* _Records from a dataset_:
— START —
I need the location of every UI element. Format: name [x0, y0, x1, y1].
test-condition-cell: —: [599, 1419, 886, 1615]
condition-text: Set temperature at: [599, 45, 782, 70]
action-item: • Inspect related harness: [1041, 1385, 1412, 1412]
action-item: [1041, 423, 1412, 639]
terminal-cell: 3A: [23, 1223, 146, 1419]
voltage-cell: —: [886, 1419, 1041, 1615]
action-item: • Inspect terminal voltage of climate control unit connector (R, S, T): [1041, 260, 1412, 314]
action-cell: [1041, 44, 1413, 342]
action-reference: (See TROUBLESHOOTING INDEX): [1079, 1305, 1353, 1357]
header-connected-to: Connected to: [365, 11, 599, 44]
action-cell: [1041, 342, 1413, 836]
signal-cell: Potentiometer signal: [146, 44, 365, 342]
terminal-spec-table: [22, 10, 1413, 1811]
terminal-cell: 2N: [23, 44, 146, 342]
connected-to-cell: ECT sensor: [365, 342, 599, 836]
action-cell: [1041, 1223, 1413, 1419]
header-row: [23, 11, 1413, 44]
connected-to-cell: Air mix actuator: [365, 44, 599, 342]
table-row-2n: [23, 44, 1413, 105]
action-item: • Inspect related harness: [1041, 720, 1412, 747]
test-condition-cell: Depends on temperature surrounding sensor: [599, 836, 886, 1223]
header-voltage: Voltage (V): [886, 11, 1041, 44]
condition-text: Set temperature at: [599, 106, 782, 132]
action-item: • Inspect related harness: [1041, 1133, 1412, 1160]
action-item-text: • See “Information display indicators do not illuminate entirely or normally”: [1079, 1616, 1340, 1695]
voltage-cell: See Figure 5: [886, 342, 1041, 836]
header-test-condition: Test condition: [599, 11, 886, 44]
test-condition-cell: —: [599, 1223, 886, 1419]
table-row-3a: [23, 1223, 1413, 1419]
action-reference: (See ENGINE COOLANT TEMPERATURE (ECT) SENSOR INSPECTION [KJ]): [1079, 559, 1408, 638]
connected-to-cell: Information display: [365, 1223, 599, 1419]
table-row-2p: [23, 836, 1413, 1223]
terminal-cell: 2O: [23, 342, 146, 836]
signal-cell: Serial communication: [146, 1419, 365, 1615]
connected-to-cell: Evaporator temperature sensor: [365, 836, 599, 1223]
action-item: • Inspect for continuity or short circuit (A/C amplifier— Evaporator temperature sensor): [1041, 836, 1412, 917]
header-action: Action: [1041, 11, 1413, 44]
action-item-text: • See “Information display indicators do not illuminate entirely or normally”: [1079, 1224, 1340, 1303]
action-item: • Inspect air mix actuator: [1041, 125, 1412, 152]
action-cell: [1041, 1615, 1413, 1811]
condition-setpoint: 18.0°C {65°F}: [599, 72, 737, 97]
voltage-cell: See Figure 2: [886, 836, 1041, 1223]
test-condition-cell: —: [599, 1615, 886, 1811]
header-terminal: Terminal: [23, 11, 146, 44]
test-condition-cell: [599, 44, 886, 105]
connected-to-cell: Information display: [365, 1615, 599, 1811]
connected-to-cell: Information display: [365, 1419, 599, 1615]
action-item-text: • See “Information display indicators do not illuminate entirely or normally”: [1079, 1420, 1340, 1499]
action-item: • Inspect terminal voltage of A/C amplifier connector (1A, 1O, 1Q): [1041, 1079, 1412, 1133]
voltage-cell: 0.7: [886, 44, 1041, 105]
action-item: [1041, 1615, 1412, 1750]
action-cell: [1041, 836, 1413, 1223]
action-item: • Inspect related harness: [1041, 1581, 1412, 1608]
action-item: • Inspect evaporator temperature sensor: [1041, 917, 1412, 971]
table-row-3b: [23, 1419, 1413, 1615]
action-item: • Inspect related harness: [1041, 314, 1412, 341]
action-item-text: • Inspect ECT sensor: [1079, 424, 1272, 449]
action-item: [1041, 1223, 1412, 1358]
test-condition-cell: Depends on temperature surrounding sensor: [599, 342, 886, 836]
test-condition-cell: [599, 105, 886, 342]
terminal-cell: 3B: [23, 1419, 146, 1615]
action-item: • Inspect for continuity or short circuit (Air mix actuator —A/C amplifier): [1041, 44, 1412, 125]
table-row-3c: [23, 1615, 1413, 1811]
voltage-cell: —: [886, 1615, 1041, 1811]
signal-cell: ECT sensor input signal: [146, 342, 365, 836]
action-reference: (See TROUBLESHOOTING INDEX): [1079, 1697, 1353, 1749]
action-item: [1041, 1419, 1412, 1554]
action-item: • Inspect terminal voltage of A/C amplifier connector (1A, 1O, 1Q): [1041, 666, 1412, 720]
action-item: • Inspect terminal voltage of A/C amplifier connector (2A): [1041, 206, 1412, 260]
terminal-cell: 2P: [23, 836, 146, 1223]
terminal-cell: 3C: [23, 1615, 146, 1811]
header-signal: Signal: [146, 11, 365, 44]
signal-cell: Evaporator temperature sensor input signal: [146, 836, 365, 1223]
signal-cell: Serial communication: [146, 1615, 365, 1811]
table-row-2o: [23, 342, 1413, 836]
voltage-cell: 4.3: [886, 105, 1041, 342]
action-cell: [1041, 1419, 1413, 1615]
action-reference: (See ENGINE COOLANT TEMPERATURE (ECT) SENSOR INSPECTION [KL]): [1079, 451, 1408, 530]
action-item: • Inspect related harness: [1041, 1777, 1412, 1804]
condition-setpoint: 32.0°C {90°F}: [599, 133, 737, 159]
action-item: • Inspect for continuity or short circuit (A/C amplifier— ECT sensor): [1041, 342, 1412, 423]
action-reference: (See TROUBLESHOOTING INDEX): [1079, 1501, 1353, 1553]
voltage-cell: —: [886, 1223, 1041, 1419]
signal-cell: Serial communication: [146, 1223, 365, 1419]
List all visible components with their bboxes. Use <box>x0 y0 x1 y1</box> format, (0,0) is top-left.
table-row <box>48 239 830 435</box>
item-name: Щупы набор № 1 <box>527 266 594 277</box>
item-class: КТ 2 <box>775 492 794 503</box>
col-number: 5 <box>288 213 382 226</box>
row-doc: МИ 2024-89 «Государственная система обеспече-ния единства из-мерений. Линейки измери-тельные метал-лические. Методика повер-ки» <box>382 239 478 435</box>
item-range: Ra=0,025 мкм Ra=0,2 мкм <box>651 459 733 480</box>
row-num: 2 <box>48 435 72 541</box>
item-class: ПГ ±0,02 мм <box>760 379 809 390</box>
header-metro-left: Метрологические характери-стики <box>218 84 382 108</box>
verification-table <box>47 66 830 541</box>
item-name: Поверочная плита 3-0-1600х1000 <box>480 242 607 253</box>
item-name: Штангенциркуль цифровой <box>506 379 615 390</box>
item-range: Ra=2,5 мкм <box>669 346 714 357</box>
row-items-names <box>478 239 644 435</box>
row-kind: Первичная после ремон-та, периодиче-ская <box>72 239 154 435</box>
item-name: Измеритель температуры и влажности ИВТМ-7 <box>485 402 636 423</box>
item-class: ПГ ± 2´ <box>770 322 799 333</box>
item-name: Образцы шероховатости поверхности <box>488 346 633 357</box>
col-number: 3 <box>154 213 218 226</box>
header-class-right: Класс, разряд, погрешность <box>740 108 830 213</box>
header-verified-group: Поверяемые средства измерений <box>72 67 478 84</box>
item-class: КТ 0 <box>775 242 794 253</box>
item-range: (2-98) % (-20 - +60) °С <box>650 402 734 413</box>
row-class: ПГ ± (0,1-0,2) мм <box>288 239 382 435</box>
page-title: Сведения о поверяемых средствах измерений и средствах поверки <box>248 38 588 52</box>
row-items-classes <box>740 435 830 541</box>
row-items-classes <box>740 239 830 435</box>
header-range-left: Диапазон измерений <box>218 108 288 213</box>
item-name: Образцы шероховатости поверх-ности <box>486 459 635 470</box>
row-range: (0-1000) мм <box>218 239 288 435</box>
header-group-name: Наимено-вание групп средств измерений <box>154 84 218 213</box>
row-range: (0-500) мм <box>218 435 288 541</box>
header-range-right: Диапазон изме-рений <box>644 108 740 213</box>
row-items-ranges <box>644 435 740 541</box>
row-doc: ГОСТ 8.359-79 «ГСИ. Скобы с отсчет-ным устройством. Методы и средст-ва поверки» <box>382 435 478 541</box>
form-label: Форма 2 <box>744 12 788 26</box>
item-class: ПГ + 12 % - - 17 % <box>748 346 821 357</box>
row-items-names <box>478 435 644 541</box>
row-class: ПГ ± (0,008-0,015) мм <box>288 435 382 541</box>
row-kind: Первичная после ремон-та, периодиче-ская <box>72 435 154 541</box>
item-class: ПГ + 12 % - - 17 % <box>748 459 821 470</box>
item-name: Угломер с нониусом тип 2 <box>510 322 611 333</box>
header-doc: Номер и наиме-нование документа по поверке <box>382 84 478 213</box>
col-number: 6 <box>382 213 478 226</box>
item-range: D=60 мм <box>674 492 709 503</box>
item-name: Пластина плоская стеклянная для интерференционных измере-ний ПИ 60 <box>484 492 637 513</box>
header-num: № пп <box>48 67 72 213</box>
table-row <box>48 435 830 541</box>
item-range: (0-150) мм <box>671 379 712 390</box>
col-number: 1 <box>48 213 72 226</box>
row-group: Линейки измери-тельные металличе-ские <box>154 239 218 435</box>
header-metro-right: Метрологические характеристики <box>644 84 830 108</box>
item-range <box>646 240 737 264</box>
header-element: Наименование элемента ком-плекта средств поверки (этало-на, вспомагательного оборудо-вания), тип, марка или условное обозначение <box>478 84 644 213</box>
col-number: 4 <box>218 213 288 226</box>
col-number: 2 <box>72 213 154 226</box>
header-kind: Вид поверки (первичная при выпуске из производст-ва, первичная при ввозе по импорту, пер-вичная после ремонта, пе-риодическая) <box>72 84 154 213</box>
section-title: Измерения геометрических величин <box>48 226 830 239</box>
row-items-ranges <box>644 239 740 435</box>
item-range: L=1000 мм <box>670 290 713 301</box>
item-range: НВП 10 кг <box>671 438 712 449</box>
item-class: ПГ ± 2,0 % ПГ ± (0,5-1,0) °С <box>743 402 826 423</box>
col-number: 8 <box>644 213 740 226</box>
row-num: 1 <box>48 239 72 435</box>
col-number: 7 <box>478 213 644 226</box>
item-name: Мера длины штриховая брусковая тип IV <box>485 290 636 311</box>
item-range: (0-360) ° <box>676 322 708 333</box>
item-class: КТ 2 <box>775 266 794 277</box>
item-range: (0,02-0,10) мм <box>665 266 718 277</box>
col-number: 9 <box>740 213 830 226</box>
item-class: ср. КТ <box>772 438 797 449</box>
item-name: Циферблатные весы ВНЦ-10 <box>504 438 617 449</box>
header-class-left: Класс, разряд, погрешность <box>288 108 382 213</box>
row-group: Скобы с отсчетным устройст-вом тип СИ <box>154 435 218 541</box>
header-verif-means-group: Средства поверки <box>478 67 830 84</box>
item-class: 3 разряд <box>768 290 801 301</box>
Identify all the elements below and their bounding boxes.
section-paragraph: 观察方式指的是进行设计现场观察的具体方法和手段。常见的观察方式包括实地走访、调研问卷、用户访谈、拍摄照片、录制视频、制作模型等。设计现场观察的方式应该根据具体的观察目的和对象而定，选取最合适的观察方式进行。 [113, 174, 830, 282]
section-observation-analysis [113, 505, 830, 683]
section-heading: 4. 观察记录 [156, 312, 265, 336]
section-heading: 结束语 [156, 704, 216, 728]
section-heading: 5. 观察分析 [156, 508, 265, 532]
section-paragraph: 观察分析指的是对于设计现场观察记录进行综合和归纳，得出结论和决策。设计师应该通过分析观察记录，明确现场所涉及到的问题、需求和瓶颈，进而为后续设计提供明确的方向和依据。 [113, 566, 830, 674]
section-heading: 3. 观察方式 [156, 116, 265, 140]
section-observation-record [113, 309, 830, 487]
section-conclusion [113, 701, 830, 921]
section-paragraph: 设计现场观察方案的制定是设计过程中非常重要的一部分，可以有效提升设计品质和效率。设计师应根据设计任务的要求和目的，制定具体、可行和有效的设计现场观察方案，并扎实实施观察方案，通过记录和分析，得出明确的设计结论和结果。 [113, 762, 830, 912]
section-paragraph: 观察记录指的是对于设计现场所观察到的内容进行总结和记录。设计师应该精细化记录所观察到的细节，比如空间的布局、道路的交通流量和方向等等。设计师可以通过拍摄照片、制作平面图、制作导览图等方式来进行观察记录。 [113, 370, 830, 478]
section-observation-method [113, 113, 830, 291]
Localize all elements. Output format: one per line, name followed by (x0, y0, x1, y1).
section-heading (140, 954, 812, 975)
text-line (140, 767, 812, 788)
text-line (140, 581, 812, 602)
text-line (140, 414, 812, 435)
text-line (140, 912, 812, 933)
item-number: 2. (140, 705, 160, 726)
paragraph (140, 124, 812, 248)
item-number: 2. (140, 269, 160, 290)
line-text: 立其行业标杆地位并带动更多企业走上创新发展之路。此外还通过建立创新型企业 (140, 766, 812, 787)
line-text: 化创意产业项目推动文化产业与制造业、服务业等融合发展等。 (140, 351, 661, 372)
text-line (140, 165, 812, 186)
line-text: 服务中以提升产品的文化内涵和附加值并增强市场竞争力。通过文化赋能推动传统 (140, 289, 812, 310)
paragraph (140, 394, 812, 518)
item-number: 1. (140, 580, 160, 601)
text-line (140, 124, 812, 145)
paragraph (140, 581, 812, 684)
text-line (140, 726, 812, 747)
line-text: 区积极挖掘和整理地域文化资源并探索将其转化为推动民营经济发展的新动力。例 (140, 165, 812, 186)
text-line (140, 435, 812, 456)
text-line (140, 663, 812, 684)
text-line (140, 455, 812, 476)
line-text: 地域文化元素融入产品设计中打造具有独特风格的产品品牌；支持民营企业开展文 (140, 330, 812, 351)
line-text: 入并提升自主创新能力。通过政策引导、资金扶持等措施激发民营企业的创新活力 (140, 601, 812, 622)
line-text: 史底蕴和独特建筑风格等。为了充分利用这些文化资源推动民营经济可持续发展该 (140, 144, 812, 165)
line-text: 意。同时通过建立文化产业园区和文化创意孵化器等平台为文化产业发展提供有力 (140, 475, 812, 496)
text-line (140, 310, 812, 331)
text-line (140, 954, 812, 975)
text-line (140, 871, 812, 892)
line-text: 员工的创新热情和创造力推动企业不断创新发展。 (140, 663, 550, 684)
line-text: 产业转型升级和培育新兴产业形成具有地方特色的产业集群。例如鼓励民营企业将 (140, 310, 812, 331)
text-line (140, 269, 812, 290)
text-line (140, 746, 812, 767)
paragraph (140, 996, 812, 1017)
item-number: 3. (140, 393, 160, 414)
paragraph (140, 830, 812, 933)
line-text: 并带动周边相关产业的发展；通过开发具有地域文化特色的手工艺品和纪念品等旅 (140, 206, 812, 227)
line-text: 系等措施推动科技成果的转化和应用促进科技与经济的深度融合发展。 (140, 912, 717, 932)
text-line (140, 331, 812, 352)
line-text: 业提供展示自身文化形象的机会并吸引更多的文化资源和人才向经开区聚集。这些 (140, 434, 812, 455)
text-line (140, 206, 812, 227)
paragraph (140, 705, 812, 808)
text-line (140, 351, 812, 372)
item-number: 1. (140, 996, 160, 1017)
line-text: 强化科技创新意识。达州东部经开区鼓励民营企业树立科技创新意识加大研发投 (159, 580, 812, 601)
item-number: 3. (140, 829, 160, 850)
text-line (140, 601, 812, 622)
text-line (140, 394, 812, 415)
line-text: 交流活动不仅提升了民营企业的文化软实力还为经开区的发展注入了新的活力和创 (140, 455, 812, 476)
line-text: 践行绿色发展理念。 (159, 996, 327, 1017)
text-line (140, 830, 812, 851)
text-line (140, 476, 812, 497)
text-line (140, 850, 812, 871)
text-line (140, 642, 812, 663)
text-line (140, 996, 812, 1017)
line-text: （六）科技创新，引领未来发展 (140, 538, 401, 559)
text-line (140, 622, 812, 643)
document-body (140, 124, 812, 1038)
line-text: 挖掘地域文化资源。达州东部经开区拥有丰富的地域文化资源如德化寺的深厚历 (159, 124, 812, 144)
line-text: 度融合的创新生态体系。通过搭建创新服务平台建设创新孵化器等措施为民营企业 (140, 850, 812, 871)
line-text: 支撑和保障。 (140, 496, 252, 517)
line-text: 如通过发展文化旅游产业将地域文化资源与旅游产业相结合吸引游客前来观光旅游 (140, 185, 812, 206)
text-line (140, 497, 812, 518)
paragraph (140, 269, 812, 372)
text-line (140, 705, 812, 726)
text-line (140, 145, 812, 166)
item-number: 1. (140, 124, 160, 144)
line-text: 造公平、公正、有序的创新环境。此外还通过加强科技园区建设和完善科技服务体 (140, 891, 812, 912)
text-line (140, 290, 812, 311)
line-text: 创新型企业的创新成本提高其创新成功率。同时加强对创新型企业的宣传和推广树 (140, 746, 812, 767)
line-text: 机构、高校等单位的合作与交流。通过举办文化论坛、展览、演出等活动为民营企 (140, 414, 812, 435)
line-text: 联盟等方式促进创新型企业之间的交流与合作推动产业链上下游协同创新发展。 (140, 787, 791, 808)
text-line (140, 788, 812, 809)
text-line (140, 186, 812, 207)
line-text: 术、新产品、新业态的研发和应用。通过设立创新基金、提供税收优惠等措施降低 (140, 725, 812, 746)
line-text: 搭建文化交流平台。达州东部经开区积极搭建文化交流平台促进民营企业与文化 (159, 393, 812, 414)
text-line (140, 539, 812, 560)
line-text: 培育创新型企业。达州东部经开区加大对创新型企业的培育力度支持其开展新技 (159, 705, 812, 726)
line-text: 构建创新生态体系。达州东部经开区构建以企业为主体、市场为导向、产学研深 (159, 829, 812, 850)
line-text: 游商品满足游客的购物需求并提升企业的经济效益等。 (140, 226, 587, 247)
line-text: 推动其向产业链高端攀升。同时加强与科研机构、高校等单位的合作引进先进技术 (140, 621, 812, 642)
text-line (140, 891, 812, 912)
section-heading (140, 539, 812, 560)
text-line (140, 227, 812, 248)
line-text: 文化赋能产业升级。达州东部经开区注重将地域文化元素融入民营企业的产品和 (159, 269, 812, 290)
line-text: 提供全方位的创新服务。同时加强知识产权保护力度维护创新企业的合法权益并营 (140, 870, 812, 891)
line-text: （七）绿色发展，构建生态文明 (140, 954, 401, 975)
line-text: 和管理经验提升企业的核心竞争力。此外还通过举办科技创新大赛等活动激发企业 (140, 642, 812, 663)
— END —
* _Job_:
Reproduce the rows above word for word, from the very first line through the line containing "voltage-cell: —: [886, 1419, 1041, 1615]", including that line.

* _Expected answer_:
I need the location of every UI element. Format: name [x0, y0, x1, y1].
test-condition-cell: —: [599, 1419, 886, 1615]
condition-text: Set temperature at: [599, 45, 782, 70]
action-item: • Inspect related harness: [1041, 1385, 1412, 1412]
action-item: [1041, 423, 1412, 639]
terminal-cell: 3A: [23, 1223, 146, 1419]
voltage-cell: —: [886, 1419, 1041, 1615]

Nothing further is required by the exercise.